* [EXERCISE AIM]:
From the entries below, gather each line containing the word "this".

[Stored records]
start

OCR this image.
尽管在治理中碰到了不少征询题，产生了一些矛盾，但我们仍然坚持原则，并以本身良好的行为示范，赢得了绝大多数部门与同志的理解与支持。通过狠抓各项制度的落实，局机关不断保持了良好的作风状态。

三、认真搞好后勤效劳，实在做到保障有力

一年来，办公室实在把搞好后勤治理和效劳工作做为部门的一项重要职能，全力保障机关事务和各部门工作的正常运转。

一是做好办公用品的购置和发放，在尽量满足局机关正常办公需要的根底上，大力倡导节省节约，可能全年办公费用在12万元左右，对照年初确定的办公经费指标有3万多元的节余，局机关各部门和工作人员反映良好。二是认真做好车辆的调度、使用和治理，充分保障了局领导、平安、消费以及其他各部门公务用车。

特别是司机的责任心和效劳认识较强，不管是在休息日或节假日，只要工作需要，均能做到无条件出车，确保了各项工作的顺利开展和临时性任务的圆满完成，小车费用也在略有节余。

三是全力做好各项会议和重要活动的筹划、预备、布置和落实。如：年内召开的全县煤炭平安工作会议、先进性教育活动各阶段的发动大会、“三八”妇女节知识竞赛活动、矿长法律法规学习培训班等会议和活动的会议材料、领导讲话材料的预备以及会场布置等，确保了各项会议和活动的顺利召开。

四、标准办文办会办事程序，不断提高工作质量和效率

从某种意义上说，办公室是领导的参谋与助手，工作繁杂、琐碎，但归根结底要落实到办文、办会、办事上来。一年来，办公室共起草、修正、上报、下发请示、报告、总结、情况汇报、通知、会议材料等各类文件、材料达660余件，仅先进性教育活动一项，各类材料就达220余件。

end
start

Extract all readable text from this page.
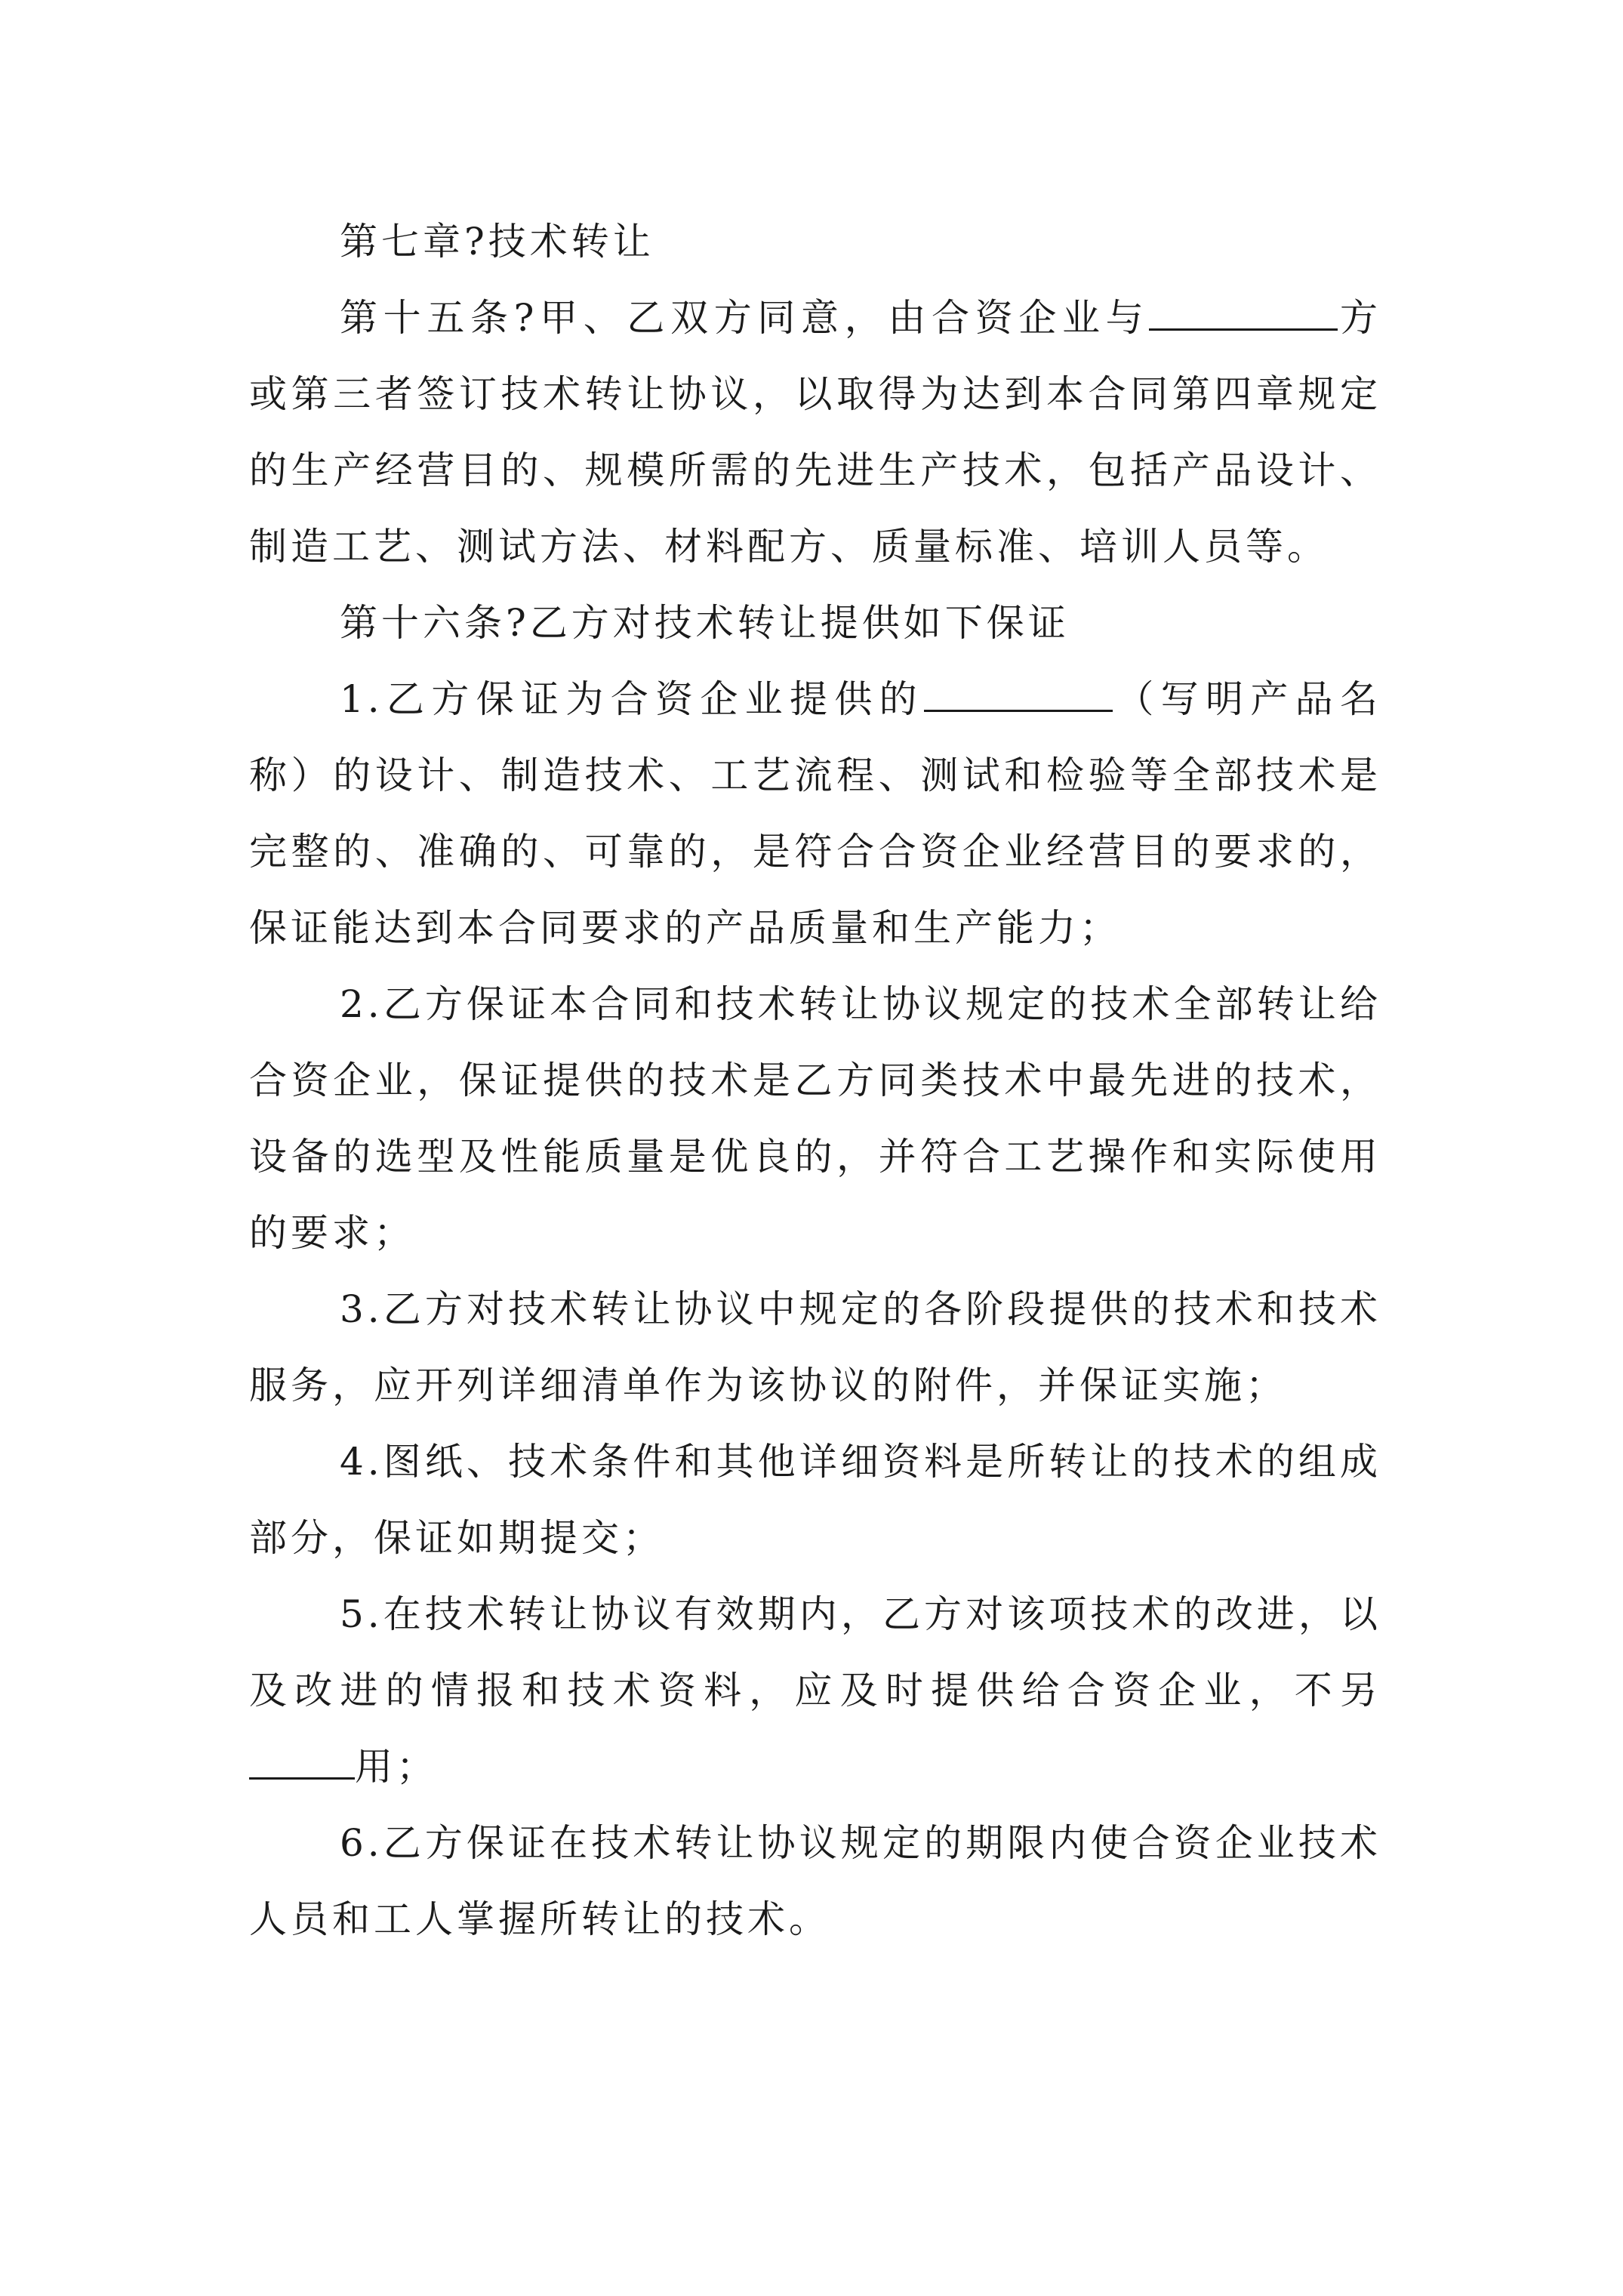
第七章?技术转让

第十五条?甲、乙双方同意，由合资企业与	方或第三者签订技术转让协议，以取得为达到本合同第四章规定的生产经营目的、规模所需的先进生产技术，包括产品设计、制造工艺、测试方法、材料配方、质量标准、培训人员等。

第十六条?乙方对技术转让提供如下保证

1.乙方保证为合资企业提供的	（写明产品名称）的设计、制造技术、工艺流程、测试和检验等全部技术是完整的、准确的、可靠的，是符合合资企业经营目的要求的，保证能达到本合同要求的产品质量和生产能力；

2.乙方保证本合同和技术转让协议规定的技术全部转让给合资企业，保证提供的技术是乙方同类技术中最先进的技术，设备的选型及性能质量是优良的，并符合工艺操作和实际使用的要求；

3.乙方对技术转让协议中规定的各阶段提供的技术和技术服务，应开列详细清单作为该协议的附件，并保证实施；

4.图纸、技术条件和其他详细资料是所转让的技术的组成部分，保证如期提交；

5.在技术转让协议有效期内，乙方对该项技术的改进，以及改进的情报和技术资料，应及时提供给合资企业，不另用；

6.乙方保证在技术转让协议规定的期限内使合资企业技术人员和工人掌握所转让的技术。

end

* [IN RESPONSE]:
OCR this image.
Extract all readable text from this page.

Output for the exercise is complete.